(Records from a data collection)
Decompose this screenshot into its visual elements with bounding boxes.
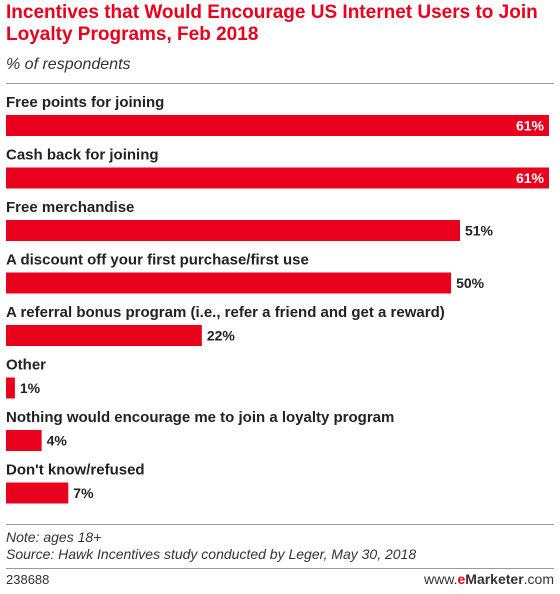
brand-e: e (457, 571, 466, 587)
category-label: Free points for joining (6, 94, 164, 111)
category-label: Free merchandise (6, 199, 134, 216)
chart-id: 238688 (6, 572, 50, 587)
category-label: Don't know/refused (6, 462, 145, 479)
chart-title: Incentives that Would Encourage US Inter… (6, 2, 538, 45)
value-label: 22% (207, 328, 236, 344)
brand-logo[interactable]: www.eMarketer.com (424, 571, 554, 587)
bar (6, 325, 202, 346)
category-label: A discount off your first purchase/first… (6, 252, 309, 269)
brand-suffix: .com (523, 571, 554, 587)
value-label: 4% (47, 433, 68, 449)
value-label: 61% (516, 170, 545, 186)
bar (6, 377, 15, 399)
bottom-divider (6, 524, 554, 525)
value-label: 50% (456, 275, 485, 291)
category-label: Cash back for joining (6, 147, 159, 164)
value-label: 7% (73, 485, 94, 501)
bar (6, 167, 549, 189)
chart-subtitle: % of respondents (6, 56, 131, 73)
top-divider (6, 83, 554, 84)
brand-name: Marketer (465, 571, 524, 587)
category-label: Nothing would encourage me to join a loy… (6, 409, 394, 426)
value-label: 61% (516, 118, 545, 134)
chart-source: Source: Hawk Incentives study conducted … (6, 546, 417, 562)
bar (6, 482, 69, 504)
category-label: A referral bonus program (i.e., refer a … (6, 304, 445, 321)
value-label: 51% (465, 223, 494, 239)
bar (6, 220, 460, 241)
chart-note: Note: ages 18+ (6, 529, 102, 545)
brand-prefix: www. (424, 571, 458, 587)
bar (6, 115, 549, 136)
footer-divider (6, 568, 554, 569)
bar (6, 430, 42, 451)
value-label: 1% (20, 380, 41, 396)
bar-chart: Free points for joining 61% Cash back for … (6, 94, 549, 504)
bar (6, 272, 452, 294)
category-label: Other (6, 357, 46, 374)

==

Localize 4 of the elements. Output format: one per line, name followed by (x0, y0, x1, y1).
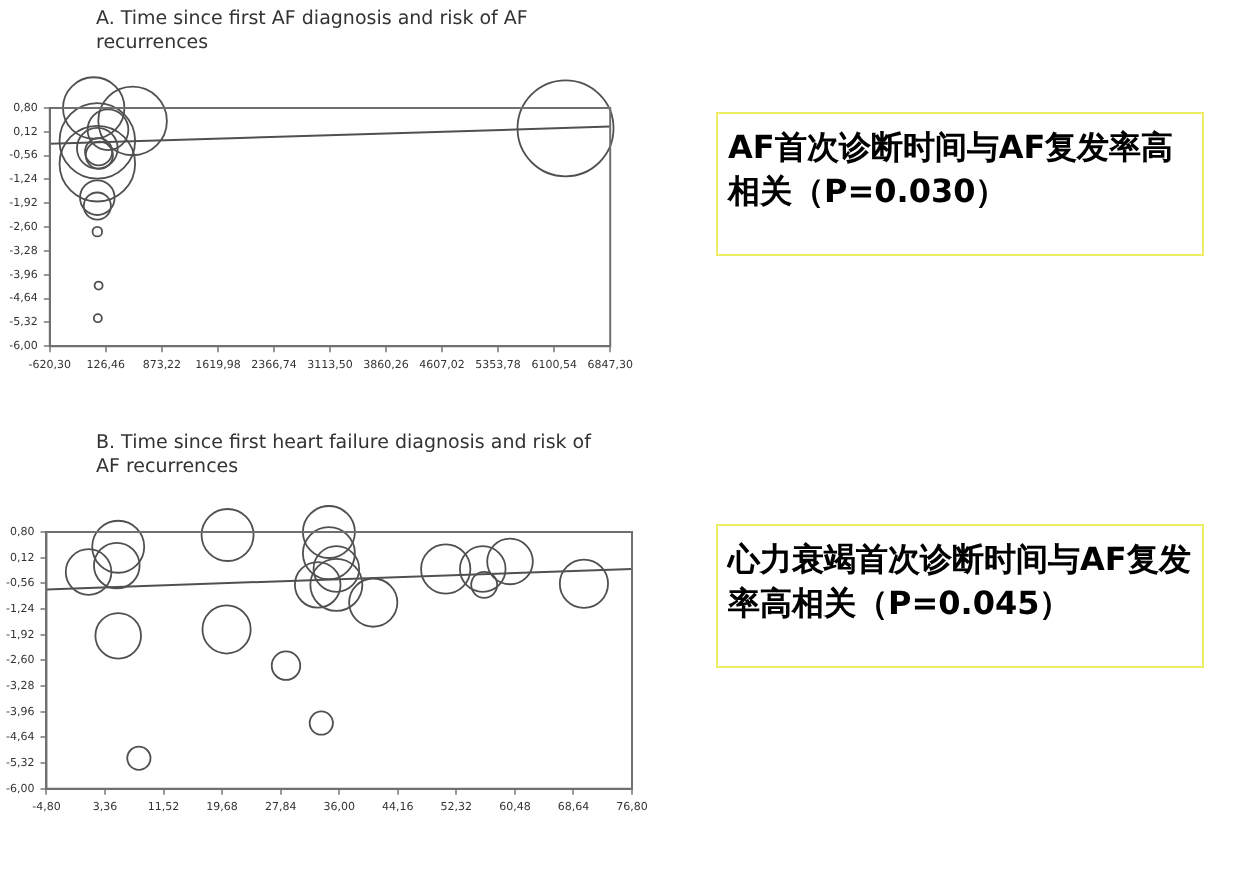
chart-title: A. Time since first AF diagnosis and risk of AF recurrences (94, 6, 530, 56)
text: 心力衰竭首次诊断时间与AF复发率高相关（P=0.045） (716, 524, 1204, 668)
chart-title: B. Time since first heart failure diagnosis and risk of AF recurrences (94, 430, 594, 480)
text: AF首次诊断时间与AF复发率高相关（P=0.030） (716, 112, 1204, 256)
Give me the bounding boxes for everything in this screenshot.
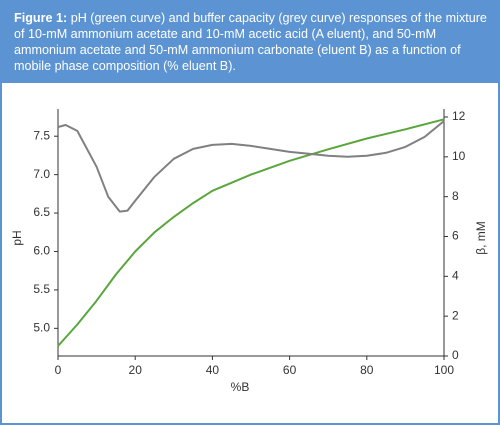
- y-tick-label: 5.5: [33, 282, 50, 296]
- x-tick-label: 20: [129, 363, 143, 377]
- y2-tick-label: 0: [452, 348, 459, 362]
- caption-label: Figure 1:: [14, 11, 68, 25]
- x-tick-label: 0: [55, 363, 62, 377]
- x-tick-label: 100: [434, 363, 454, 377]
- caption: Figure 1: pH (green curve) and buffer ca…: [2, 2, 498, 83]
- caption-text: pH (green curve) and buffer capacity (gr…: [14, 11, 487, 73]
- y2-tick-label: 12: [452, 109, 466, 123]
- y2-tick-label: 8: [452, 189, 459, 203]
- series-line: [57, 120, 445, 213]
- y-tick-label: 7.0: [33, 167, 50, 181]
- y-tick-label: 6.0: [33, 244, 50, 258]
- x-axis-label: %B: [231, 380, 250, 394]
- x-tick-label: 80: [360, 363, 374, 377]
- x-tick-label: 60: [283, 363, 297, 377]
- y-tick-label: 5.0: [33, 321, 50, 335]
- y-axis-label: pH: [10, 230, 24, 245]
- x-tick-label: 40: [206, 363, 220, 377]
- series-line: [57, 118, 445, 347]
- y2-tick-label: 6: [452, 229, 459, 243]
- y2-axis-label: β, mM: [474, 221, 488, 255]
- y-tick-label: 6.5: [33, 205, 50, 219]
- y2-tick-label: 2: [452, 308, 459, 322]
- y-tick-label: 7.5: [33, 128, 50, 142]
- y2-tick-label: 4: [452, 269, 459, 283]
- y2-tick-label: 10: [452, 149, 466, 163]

*Task details*.
Retype verbatim every line of the material from the line containing "brand-e: e (457, 571, 466, 587)" through the line containing "category-label: A referral", including both of those lines.

*Exercise answer*.
brand-e: e (457, 571, 466, 587)
category-label: Free points for joining (6, 94, 164, 111)
category-label: Free merchandise (6, 199, 134, 216)
chart-id: 238688 (6, 572, 50, 587)
category-label: Don't know/refused (6, 462, 145, 479)
chart-title: Incentives that Would Encourage US Inter… (6, 2, 538, 45)
value-label: 22% (207, 328, 236, 344)
brand-logo[interactable]: www.eMarketer.com (424, 571, 554, 587)
bar (6, 325, 202, 346)
category-label: A discount off your first purchase/first… (6, 252, 309, 269)
brand-suffix: .com (523, 571, 554, 587)
value-label: 4% (47, 433, 68, 449)
value-label: 61% (516, 170, 545, 186)
bar (6, 377, 15, 399)
bottom-divider (6, 524, 554, 525)
value-label: 50% (456, 275, 485, 291)
category-label: Cash back for joining (6, 147, 159, 164)
value-label: 7% (73, 485, 94, 501)
bar (6, 167, 549, 189)
chart-subtitle: % of respondents (6, 56, 131, 73)
top-divider (6, 83, 554, 84)
brand-name: Marketer (465, 571, 524, 587)
category-label: Nothing would encourage me to join a loy… (6, 409, 394, 426)
value-label: 61% (516, 118, 545, 134)
chart-source: Source: Hawk Incentives study conducted … (6, 546, 417, 562)
bar (6, 482, 69, 504)
category-label: A referral bonus program (i.e., refer a … (6, 304, 445, 321)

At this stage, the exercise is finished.